---- Supplied records

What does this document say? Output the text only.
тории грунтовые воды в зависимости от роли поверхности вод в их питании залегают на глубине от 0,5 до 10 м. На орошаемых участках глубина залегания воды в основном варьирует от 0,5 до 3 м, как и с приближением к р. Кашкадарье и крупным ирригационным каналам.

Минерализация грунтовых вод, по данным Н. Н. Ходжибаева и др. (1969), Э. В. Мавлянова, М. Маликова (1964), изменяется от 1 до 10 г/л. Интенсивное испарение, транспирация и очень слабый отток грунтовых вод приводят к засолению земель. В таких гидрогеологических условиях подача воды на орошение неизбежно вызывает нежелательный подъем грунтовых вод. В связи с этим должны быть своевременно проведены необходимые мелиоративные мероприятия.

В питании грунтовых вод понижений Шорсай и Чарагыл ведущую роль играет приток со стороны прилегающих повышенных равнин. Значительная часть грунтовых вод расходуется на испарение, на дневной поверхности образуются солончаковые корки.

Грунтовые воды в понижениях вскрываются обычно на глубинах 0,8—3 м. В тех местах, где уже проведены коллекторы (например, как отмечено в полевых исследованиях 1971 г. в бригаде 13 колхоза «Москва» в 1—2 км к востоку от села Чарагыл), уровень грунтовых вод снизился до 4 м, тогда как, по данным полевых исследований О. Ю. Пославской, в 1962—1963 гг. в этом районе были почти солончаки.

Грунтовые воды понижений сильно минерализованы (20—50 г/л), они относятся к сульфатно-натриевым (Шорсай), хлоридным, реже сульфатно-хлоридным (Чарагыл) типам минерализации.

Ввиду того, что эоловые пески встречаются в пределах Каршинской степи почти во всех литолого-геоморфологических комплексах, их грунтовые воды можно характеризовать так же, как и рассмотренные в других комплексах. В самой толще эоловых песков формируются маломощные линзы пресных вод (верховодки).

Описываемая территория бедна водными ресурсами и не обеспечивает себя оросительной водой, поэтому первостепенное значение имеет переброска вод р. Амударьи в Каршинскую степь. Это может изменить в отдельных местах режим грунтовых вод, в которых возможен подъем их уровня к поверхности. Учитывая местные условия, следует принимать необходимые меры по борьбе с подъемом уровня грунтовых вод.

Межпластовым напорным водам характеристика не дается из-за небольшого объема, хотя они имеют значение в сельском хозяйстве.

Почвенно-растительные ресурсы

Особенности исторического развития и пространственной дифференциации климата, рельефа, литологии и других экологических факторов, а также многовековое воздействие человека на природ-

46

--------
---- Supplied records

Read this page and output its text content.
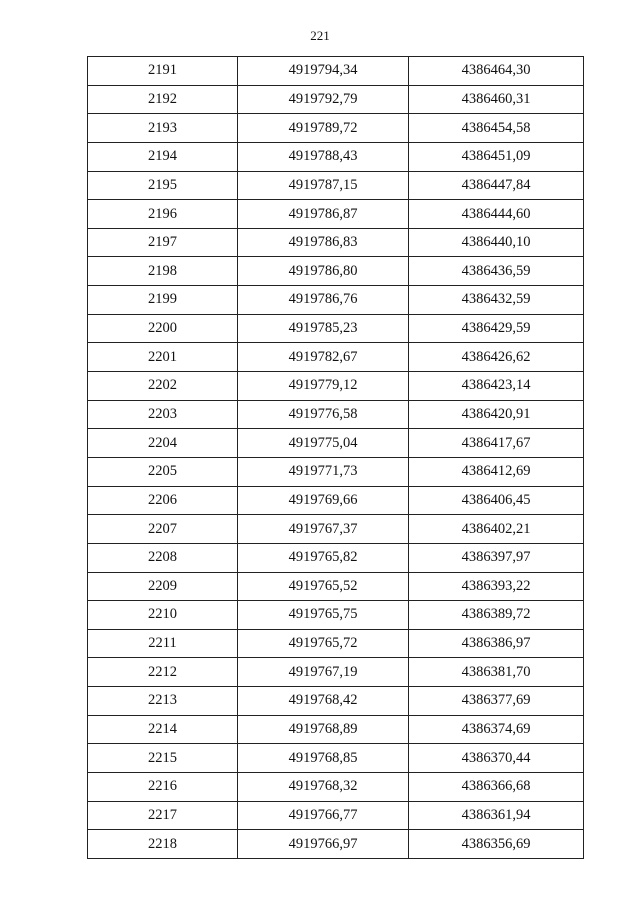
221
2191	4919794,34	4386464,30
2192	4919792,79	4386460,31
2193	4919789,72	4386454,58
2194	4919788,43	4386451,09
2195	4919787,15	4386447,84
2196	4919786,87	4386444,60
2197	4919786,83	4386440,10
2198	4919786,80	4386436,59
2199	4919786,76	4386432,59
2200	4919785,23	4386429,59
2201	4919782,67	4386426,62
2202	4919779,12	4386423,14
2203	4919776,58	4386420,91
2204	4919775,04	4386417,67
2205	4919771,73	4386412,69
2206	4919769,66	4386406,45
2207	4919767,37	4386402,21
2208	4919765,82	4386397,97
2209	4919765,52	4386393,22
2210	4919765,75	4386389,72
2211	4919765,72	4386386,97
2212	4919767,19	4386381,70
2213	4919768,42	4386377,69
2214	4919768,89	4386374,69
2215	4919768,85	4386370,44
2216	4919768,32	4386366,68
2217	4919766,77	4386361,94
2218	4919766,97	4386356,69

--------

## Challenge
Copy out all lines above that include the string "this".

## Task answer
What does this document say? Output the text only.
Read this page and output its text content.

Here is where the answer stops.